INPUT DATA

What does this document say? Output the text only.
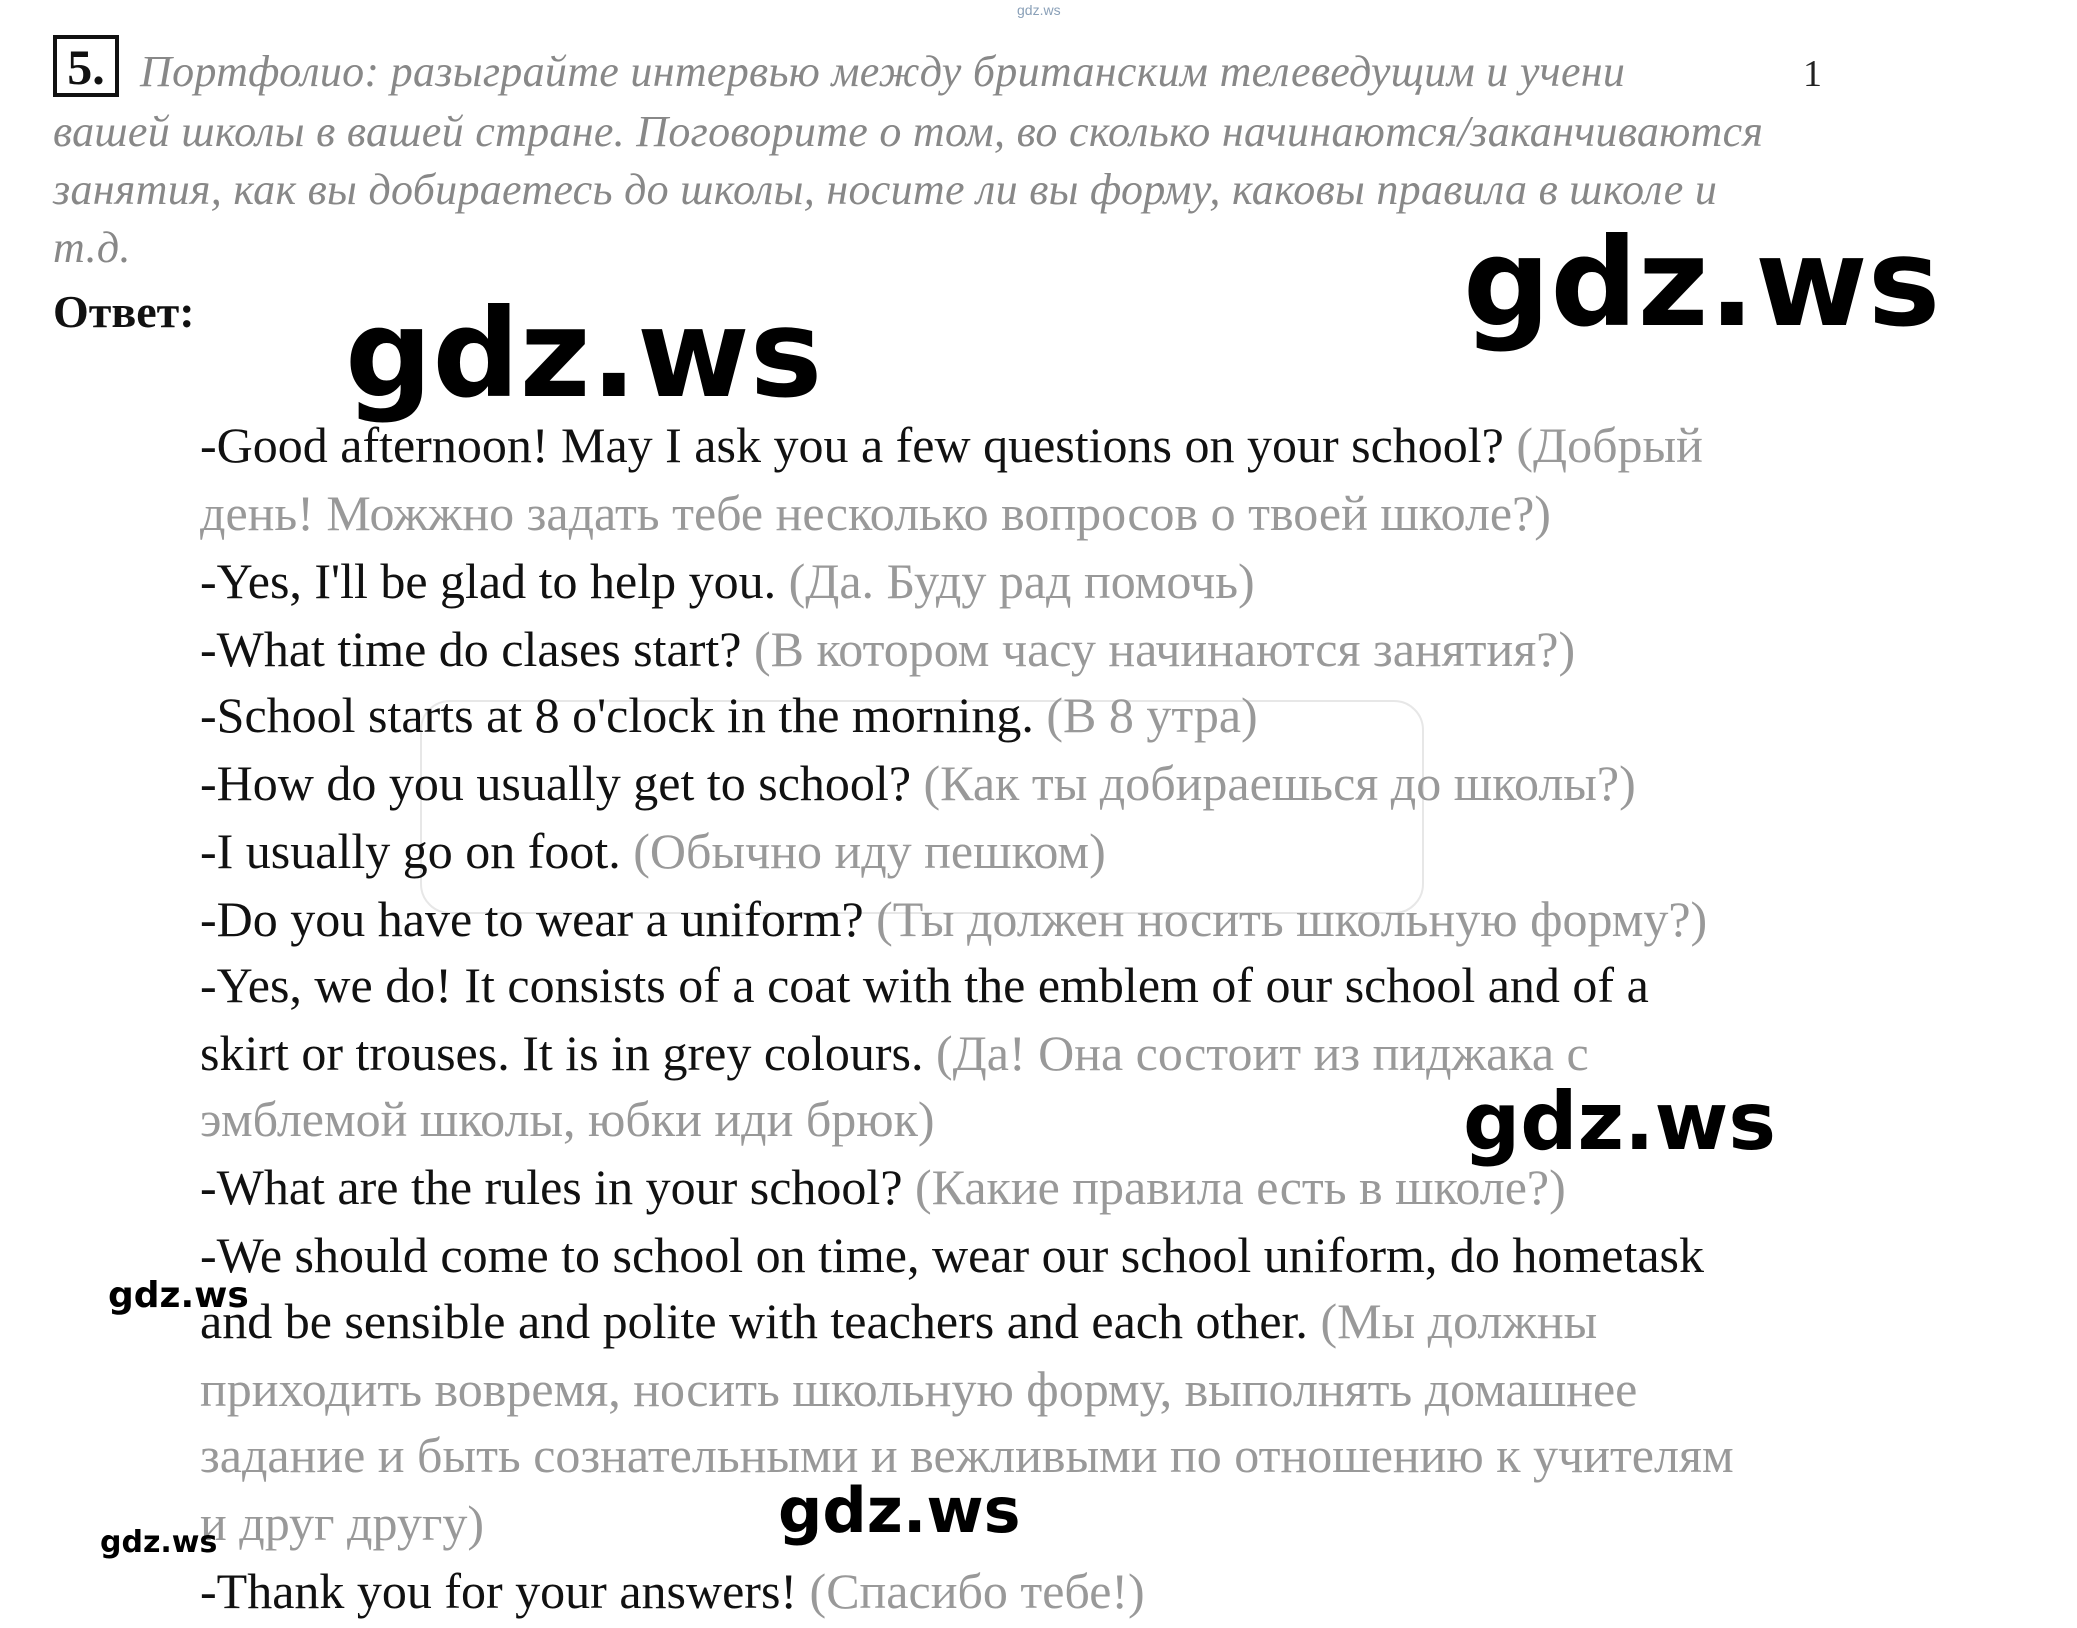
gdz.ws
5. Портфолио: разыграйте интервью между британским телеведущим и учени
вашей школы в вашей стране. Поговорите о том, во сколько начинаются/заканчиваются
занятия, как вы добираетесь до школы, носите ли вы форму, каковы правила в школе и
т.д.
1
Ответ:
-Good afternoon! May I ask you a few questions on your school? (Добрый
день! Можжно задать тебе несколько вопросов о твоей школе?)
-Yes, I'll be glad to help you. (Да. Буду рад помочь)
-What time do clases start? (В котором часу начинаются занятия?)
-School starts at 8 o'clock in the morning. (В 8 утра)
-How do you usually get to school? (Как ты добираешься до школы?)
-I usually go on foot. (Обычно иду пешком)
-Do you have to wear a uniform? (Ты должен носить школьную форму?)
-Yes, we do! It consists of a coat with the emblem of our school and of a
skirt or trouses. It is in grey colours. (Да! Она состоит из пиджака с
эмблемой школы, юбки иди брюк)
-What are the rules in your school? (Какие правила есть в школе?)
-We should come to school on time, wear our school uniform, do hometask
and be sensible and polite with teachers and each other. (Мы должны
приходить вовремя, носить школьную форму, выполнять домашнее
задание и быть сознательными и вежливыми по отношению к учителям
и друг другу)
-Thank you for your answers! (Спасибо тебе!)
gdz.ws
gdz.ws
gdz.ws
gdz.ws
gdz.ws
gdz.ws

WORK REQUIRED
Where does the word "школе" appear in the listing? List each line that holds it.

OUTPUT FOR THIS TASK
занятия, как вы добираетесь до школы, носите ли вы форму, каковы правила в школе и
день! Можжно задать тебе несколько вопросов о твоей школе?)
-What are the rules in your school? (Какие правила есть в школе?)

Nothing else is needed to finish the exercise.